Records excerpted from a collection
....
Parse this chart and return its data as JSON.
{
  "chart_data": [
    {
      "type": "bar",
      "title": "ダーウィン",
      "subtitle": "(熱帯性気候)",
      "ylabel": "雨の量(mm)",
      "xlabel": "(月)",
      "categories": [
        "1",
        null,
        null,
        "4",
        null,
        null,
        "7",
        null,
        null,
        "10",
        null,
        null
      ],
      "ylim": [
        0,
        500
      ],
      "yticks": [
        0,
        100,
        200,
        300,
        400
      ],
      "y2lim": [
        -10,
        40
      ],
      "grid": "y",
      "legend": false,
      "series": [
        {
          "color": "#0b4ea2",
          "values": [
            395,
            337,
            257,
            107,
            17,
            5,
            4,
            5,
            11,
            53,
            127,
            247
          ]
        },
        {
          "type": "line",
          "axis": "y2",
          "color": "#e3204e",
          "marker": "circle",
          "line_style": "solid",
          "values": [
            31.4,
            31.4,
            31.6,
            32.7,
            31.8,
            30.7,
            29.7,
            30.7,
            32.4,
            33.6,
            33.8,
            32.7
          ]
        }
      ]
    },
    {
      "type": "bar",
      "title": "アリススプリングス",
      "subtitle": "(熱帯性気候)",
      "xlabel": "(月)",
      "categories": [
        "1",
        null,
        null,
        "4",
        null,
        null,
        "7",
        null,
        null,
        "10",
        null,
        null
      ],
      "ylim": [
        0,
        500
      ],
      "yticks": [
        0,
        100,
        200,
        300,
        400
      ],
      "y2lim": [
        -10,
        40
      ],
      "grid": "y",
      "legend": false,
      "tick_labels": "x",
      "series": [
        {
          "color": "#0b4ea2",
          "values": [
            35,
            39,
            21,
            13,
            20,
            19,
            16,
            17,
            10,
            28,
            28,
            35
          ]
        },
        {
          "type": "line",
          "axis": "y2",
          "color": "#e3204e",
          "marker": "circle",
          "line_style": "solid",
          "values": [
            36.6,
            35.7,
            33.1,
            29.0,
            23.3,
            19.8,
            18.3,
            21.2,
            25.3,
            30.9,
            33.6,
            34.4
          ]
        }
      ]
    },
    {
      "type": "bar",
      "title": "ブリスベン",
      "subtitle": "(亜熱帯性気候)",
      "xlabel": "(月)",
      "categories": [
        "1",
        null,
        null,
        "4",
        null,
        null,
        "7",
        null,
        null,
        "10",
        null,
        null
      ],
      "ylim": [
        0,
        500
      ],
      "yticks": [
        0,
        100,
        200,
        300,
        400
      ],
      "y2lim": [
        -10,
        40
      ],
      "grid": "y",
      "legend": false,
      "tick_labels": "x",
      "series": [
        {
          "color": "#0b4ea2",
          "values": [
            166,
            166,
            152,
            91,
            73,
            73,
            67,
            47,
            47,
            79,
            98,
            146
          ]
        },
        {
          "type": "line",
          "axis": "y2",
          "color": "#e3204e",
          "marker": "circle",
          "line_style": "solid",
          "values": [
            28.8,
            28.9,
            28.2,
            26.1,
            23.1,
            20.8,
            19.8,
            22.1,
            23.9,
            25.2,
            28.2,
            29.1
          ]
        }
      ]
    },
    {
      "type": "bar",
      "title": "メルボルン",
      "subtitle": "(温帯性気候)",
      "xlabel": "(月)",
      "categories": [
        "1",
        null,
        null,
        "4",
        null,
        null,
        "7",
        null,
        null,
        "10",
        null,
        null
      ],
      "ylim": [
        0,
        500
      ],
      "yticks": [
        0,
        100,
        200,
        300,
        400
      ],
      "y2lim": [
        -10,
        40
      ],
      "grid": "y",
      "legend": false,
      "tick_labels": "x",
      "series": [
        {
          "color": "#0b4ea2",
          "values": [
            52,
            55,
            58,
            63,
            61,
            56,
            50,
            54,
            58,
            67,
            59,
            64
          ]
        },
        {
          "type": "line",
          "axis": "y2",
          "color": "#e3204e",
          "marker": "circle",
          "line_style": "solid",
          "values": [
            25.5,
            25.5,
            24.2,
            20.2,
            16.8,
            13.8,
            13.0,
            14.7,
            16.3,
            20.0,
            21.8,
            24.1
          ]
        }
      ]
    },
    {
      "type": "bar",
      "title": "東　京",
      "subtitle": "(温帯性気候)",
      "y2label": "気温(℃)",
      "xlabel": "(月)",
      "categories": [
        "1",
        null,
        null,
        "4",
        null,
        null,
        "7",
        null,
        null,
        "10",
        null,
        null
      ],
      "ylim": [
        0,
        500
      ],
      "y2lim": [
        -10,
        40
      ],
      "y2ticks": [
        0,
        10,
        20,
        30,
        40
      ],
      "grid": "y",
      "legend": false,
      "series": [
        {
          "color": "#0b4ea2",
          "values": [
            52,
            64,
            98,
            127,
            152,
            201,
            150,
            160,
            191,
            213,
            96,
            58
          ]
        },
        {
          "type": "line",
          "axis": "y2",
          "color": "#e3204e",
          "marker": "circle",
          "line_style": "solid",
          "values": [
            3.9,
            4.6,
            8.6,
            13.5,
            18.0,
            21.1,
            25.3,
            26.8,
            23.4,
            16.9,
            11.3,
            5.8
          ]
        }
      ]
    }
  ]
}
....
:: What the task asks ::
Extract each record, keeping it identical to the original.

:: Response to this task ::
Parse this chart and return its data as JSON.
{
  "chart_data": [
    {
      "type": "bar",
      "title": "ダーウィン",
      "subtitle": "(熱帯性気候)",
      "ylabel": "雨の量(mm)",
      "xlabel": "(月)",
      "categories": [
        "1",
        null,
        null,
        "4",
        null,
        null,
        "7",
        null,
        null,
        "10",
        null,
        null
      ],
      "ylim": [
        0,
        500
      ],
      "yticks": [
        0,
        100,
        200,
        300,
        400
      ],
      "y2lim": [
        -10,
        40
      ],
      "grid": "y",
      "legend": false,
      "series": [
        {
          "color": "#0b4ea2",
          "values": [
            395,
            337,
            257,
            107,
            17,
            5,
            4,
            5,
            11,
            53,
            127,
            247
          ]
        },
        {
          "type": "line",
          "axis": "y2",
          "color": "#e3204e",
          "marker": "circle",
          "line_style": "solid",
          "values": [
            31.4,
            31.4,
            31.6,
            32.7,
            31.8,
            30.7,
            29.7,
            30.7,
            32.4,
            33.6,
            33.8,
            32.7
          ]
        }
      ]
    },
    {
      "type": "bar",
      "title": "アリススプリングス",
      "subtitle": "(熱帯性気候)",
      "xlabel": "(月)",
      "categories": [
        "1",
        null,
        null,
        "4",
        null,
        null,
        "7",
        null,
        null,
        "10",
        null,
        null
      ],
      "ylim": [
        0,
        500
      ],
      "yticks": [
        0,
        100,
        200,
        300,
        400
      ],
      "y2lim": [
        -10,
        40
      ],
      "grid": "y",
      "legend": false,
      "tick_labels": "x",
      "series": [
        {
          "color": "#0b4ea2",
          "values": [
            35,
            39,
            21,
            13,
            20,
            19,
            16,
            17,
            10,
            28,
            28,
            35
          ]
        },
        {
          "type": "line",
          "axis": "y2",
          "color": "#e3204e",
          "marker": "circle",
          "line_style": "solid",
          "values": [
            36.6,
            35.7,
            33.1,
            29.0,
            23.3,
            19.8,
            18.3,
            21.2,
            25.3,
            30.9,
            33.6,
            34.4
          ]
        }
      ]
    },
    {
      "type": "bar",
      "title": "ブリスベン",
      "subtitle": "(亜熱帯性気候)",
      "xlabel": "(月)",
      "categories": [
        "1",
        null,
        null,
        "4",
        null,
        null,
        "7",
        null,
        null,
        "10",
        null,
        null
      ],
      "ylim": [
        0,
        500
      ],
      "yticks": [
        0,
        100,
        200,
        300,
        400
      ],
      "y2lim": [
        -10,
        40
      ],
      "grid": "y",
      "legend": false,
      "tick_labels": "x",
      "series": [
        {
          "color": "#0b4ea2",
          "values": [
            166,
            166,
            152,
            91,
            73,
            73,
            67,
            47,
            47,
            79,
            98,
            146
          ]
        },
        {
          "type": "line",
          "axis": "y2",
          "color": "#e3204e",
          "marker": "circle",
          "line_style": "solid",
          "values": [
            28.8,
            28.9,
            28.2,
            26.1,
            23.1,
            20.8,
            19.8,
            22.1,
            23.9,
            25.2,
            28.2,
            29.1
          ]
        }
      ]
    },
    {
      "type": "bar",
      "title": "メルボルン",
      "subtitle": "(温帯性気候)",
      "xlabel": "(月)",
      "categories": [
        "1",
        null,
        null,
        "4",
        null,
        null,
        "7",
        null,
        null,
        "10",
        null,
        null
      ],
      "ylim": [
        0,
        500
      ],
      "yticks": [
        0,
        100,
        200,
        300,
        400
      ],
      "y2lim": [
        -10,
        40
      ],
      "grid": "y",
      "legend": false,
      "tick_labels": "x",
      "series": [
        {
          "color": "#0b4ea2",
          "values": [
            52,
            55,
            58,
            63,
            61,
            56,
            50,
            54,
            58,
            67,
            59,
            64
          ]
        },
        {
          "type": "line",
          "axis": "y2",
          "color": "#e3204e",
          "marker": "circle",
          "line_style": "solid",
          "values": [
            25.5,
            25.5,
            24.2,
            20.2,
            16.8,
            13.8,
            13.0,
            14.7,
            16.3,
            20.0,
            21.8,
            24.1
          ]
        }
      ]
    },
    {
      "type": "bar",
      "title": "東　京",
      "subtitle": "(温帯性気候)",
      "y2label": "気温(℃)",
      "xlabel": "(月)",
      "categories": [
        "1",
        null,
        null,
        "4",
        null,
        null,
        "7",
        null,
        null,
        "10",
        null,
        null
      ],
      "ylim": [
        0,
        500
      ],
      "y2lim": [
        -10,
        40
      ],
      "y2ticks": [
        0,
        10,
        20,
        30,
        40
      ],
      "grid": "y",
      "legend": false,
      "series": [
        {
          "color": "#0b4ea2",
          "values": [
            52,
            64,
            98,
            127,
            152,
            201,
            150,
            160,
            191,
            213,
            96,
            58
          ]
        },
        {
          "type": "line",
          "axis": "y2",
          "color": "#e3204e",
          "marker": "circle",
          "line_style": "solid",
          "values": [
            3.9,
            4.6,
            8.6,
            13.5,
            18.0,
            21.1,
            25.3,
            26.8,
            23.4,
            16.9,
            11.3,
            5.8
          ]
        }
      ]
    }
  ]
}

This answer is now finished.